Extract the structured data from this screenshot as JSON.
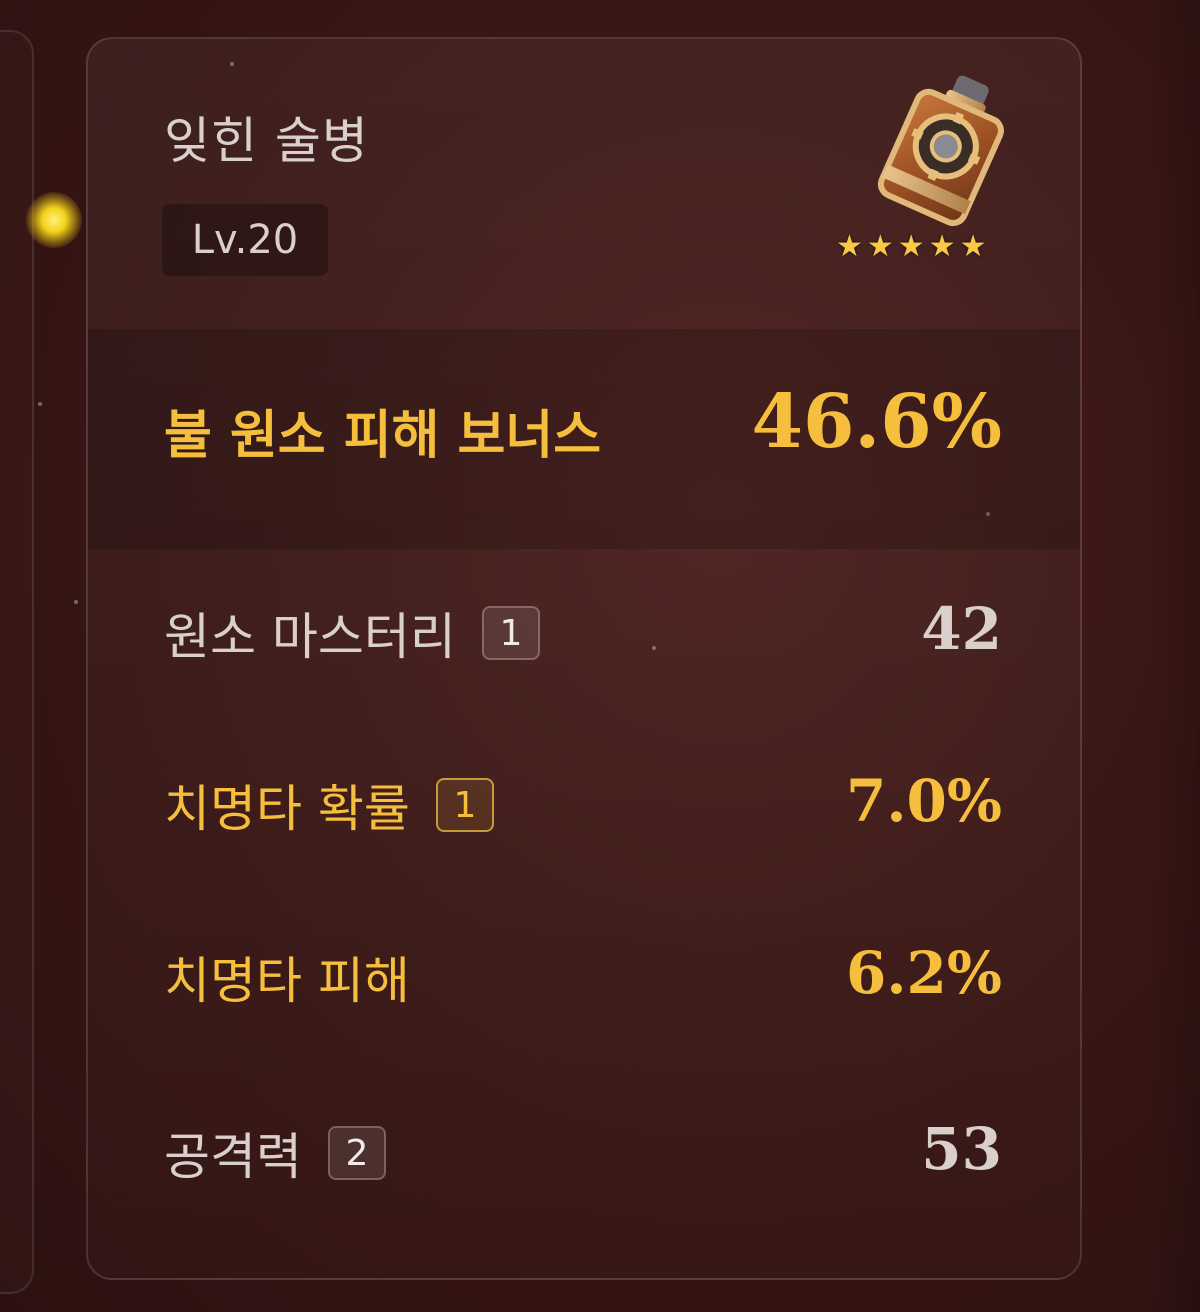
{
  "artifact": {
    "name": "잊힌 술병",
    "level": "Lv.20",
    "rarity_stars": "★★★★★",
    "icon": "artifact-goblet-icon"
  },
  "main_stat": {
    "name": "불 원소 피해 보너스",
    "value": "46.6%"
  },
  "sub_stats": [
    {
      "name": "원소 마스터리",
      "rolls": "1",
      "value": "42"
    },
    {
      "name": "치명타 확률",
      "rolls": "1",
      "value": "7.0%"
    },
    {
      "name": "치명타 피해",
      "value": "6.2%"
    },
    {
      "name": "공격력",
      "rolls": "2",
      "value": "53"
    }
  ],
  "colors": {
    "gold": "#f5be3c",
    "text": "#d9cfcb",
    "background": "#3a1715"
  }
}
☆ ☆ ☆ ☆ ☆ ☆ ☆
SHORT PROBLEM >> Scan the listing above and identify each line holding the string "name"; copy every such line.

RIGHT ANSWER >>
    "name": "잊힌 술병",
    "name": "불 원소 피해 보너스",
      "name": "원소 마스터리",
      "name": "치명타 확률",
      "name": "치명타 피해",
      "name": "공격력",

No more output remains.